====== Recorded information ======
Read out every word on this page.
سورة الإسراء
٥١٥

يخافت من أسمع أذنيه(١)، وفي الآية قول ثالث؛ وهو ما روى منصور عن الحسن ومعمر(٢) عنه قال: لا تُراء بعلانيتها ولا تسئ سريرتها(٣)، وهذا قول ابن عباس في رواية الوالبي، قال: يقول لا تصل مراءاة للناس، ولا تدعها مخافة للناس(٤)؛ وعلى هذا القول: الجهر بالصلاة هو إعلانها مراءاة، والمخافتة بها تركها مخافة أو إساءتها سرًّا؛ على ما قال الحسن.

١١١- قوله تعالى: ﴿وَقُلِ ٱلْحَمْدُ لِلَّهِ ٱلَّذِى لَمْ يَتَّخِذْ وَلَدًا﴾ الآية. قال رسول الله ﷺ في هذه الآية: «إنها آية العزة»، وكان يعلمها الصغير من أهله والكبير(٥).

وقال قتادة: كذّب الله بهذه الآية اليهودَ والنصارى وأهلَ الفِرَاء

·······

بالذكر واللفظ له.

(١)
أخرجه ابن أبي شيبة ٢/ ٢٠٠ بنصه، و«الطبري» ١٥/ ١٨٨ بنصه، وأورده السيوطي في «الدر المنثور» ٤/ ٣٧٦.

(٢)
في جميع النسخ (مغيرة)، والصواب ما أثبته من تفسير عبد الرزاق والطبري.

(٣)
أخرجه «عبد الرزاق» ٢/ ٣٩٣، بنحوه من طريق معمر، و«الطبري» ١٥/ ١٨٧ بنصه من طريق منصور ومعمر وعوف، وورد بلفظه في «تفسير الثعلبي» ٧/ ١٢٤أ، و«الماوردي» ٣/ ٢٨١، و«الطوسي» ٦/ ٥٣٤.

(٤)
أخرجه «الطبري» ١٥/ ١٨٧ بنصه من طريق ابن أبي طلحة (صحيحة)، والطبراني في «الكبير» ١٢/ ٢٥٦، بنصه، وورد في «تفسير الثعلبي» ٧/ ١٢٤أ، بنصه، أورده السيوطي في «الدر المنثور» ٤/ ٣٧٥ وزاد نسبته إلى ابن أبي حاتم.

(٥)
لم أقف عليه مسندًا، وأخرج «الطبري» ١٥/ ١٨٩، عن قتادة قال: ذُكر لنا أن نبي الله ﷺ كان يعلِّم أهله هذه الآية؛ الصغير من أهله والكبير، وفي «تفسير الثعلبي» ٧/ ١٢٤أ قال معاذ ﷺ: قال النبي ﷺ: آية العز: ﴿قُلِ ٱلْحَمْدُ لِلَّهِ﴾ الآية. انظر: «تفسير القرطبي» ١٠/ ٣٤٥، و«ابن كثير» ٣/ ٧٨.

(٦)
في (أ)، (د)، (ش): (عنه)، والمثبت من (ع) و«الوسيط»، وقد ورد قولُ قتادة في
======
Aim: Scan the entries above. Copy each line that has the string "الدر".

Answer to this exercise:
أخرجه ابن أبي شيبة ٢/ ٢٠٠ بنصه، و«الطبري» ١٥/ ١٨٨ بنصه، وأورده السيوطي في «الدر المنثور» ٤/ ٣٧٦.
أخرجه «الطبري» ١٥/ ١٨٧ بنصه من طريق ابن أبي طلحة (صحيحة)، والطبراني في «الكبير» ١٢/ ٢٥٦، بنصه، وورد في «تفسير الثعلبي» ٧/ ١٢٤أ، بنصه، أورده السيوطي في «الدر المنثور» ٤/ ٣٧٥ وزاد نسبته إلى ابن أبي حاتم.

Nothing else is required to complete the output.